> _THE EXERCISE_: Write out every line of the items below word for word, leaving out the pictures.
+++++
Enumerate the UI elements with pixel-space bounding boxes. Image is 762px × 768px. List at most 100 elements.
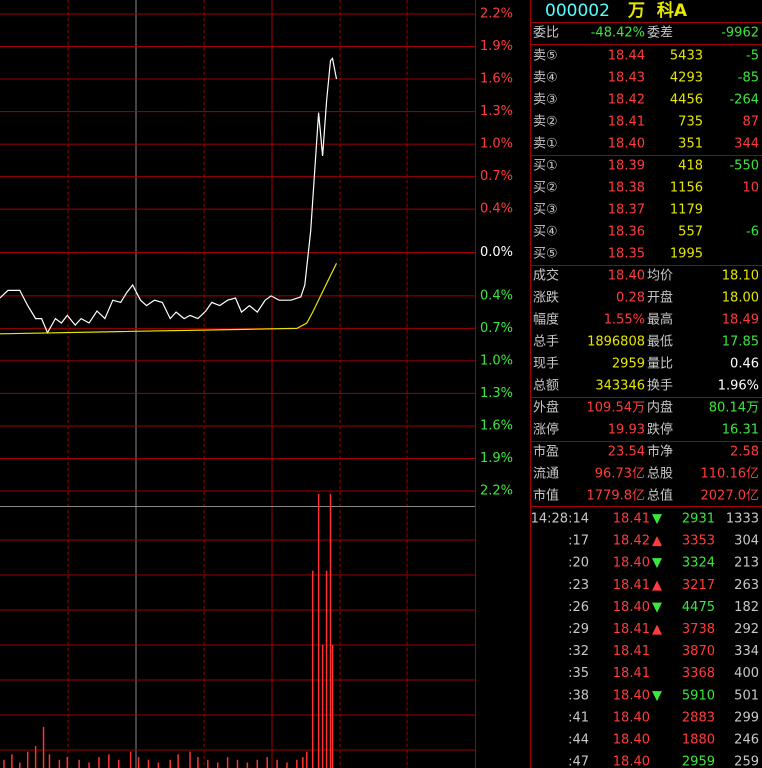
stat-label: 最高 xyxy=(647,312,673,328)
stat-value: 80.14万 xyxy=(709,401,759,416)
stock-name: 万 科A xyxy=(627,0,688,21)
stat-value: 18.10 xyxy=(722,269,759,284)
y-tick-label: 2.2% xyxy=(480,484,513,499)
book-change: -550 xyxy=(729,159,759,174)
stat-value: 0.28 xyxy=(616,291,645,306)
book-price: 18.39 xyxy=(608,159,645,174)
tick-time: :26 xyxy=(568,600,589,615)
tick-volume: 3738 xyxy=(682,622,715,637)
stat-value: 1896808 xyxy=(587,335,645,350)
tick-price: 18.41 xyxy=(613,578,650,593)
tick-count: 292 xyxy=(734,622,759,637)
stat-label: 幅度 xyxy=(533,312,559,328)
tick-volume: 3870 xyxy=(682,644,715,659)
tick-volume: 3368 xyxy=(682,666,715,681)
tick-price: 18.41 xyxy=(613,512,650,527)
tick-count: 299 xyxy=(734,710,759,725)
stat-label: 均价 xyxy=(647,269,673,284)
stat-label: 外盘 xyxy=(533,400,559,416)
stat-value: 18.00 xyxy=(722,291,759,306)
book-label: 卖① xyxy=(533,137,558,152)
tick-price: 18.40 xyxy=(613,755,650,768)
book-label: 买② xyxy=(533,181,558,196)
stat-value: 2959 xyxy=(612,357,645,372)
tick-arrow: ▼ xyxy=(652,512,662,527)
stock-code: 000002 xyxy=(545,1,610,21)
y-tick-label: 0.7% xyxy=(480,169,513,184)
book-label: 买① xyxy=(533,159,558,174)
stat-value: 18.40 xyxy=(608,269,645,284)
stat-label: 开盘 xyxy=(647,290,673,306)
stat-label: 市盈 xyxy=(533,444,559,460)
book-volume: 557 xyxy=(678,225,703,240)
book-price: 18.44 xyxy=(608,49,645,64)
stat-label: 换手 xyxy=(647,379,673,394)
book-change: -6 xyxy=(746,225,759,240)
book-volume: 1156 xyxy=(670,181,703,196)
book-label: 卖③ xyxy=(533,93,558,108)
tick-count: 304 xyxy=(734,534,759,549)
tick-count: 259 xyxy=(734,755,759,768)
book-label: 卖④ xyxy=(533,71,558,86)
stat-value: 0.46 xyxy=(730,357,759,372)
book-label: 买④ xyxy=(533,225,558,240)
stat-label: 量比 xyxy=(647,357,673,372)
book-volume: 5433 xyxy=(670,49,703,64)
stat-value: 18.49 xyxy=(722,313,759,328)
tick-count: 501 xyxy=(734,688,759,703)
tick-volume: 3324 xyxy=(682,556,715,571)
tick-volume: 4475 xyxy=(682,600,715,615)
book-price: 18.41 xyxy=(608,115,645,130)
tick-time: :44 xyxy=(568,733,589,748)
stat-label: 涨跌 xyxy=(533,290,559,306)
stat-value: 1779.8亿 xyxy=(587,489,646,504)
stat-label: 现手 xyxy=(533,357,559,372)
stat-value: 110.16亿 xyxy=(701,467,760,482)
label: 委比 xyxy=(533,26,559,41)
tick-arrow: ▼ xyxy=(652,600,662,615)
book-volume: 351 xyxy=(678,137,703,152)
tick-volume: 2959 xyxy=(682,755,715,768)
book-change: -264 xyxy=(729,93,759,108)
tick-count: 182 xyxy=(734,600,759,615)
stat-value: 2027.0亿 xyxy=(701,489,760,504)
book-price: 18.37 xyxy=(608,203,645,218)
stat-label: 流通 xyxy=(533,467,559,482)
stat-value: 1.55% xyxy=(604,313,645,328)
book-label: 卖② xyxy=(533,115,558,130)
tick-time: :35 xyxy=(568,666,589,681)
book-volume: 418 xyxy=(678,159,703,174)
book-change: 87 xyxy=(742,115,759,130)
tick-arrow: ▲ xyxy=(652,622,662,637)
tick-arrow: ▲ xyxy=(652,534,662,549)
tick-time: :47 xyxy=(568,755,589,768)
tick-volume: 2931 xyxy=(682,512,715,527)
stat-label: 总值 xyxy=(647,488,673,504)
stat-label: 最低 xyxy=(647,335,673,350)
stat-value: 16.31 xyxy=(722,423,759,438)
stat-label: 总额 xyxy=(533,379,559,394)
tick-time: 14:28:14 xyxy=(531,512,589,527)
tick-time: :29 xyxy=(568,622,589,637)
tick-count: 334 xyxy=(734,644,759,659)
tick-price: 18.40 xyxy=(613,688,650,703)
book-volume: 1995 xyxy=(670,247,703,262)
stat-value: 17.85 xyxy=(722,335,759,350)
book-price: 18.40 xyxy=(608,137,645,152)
+++++
> _RESULT FOR THIS EXERCISE_:
Enumerate the UI elements with pixel-space bounding boxes. Image is 762px × 768px. List at most 100 elements.
stat-label: 最高 xyxy=(647,312,673,328)
stat-value: 80.14万 xyxy=(709,401,759,416)
stock-name: 万 科A xyxy=(627,0,688,21)
stat-value: 18.10 xyxy=(722,269,759,284)
y-tick-label: 2.2% xyxy=(480,484,513,499)
book-change: -550 xyxy=(729,159,759,174)
stat-value: 0.28 xyxy=(616,291,645,306)
book-price: 18.39 xyxy=(608,159,645,174)
tick-time: :26 xyxy=(568,600,589,615)
tick-volume: 3738 xyxy=(682,622,715,637)
stat-value: 1896808 xyxy=(587,335,645,350)
tick-price: 18.41 xyxy=(613,578,650,593)
tick-count: 292 xyxy=(734,622,759,637)
stat-label: 幅度 xyxy=(533,312,559,328)
tick-volume: 3870 xyxy=(682,644,715,659)
tick-volume: 3368 xyxy=(682,666,715,681)
tick-price: 18.41 xyxy=(613,512,650,527)
tick-count: 299 xyxy=(734,710,759,725)
stat-label: 均价 xyxy=(647,269,673,284)
stat-label: 外盘 xyxy=(533,400,559,416)
stat-value: 18.00 xyxy=(722,291,759,306)
book-label: 卖① xyxy=(533,137,558,152)
tick-price: 18.40 xyxy=(613,755,650,768)
book-label: 买② xyxy=(533,181,558,196)
stat-value: 2959 xyxy=(612,357,645,372)
tick-arrow: ▼ xyxy=(652,512,662,527)
stock-code: 000002 xyxy=(545,1,610,21)
y-tick-label: 0.7% xyxy=(480,169,513,184)
book-label: 买① xyxy=(533,159,558,174)
stat-value: 18.40 xyxy=(608,269,645,284)
stat-label: 开盘 xyxy=(647,290,673,306)
stat-label: 市盈 xyxy=(533,444,559,460)
book-volume: 557 xyxy=(678,225,703,240)
book-price: 18.44 xyxy=(608,49,645,64)
stat-label: 换手 xyxy=(647,379,673,394)
book-change: -6 xyxy=(746,225,759,240)
book-volume: 1156 xyxy=(670,181,703,196)
book-label: 卖③ xyxy=(533,93,558,108)
tick-count: 304 xyxy=(734,534,759,549)
tick-count: 259 xyxy=(734,755,759,768)
book-label: 卖④ xyxy=(533,71,558,86)
stat-value: 0.46 xyxy=(730,357,759,372)
book-label: 买④ xyxy=(533,225,558,240)
stat-label: 量比 xyxy=(647,357,673,372)
book-volume: 5433 xyxy=(670,49,703,64)
stat-value: 18.49 xyxy=(722,313,759,328)
tick-count: 501 xyxy=(734,688,759,703)
tick-volume: 3324 xyxy=(682,556,715,571)
tick-volume: 4475 xyxy=(682,600,715,615)
book-price: 18.41 xyxy=(608,115,645,130)
tick-time: :44 xyxy=(568,733,589,748)
stat-label: 涨跌 xyxy=(533,290,559,306)
stat-value: 1779.8亿 xyxy=(587,489,646,504)
stat-label: 现手 xyxy=(533,357,559,372)
stat-value: 110.16亿 xyxy=(701,467,760,482)
label: 委比 xyxy=(533,26,559,41)
tick-arrow: ▼ xyxy=(652,600,662,615)
book-volume: 351 xyxy=(678,137,703,152)
tick-volume: 2959 xyxy=(682,755,715,768)
book-change: -264 xyxy=(729,93,759,108)
tick-count: 182 xyxy=(734,600,759,615)
stat-value: 2027.0亿 xyxy=(701,489,760,504)
book-price: 18.37 xyxy=(608,203,645,218)
stat-label: 流通 xyxy=(533,467,559,482)
stat-value: 1.55% xyxy=(604,313,645,328)
book-label: 卖② xyxy=(533,115,558,130)
tick-time: :35 xyxy=(568,666,589,681)
book-volume: 418 xyxy=(678,159,703,174)
book-change: 87 xyxy=(742,115,759,130)
tick-arrow: ▲ xyxy=(652,622,662,637)
tick-arrow: ▲ xyxy=(652,534,662,549)
tick-time: :47 xyxy=(568,755,589,768)
tick-volume: 2931 xyxy=(682,512,715,527)
stat-label: 总值 xyxy=(647,488,673,504)
stat-label: 最低 xyxy=(647,335,673,350)
stat-value: 16.31 xyxy=(722,423,759,438)
stat-label: 总额 xyxy=(533,379,559,394)
tick-time: 14:28:14 xyxy=(531,512,589,527)
tick-time: :29 xyxy=(568,622,589,637)
tick-count: 334 xyxy=(734,644,759,659)
tick-price: 18.40 xyxy=(613,688,650,703)
book-volume: 1995 xyxy=(670,247,703,262)
stat-value: 17.85 xyxy=(722,335,759,350)
book-price: 18.40 xyxy=(608,137,645,152)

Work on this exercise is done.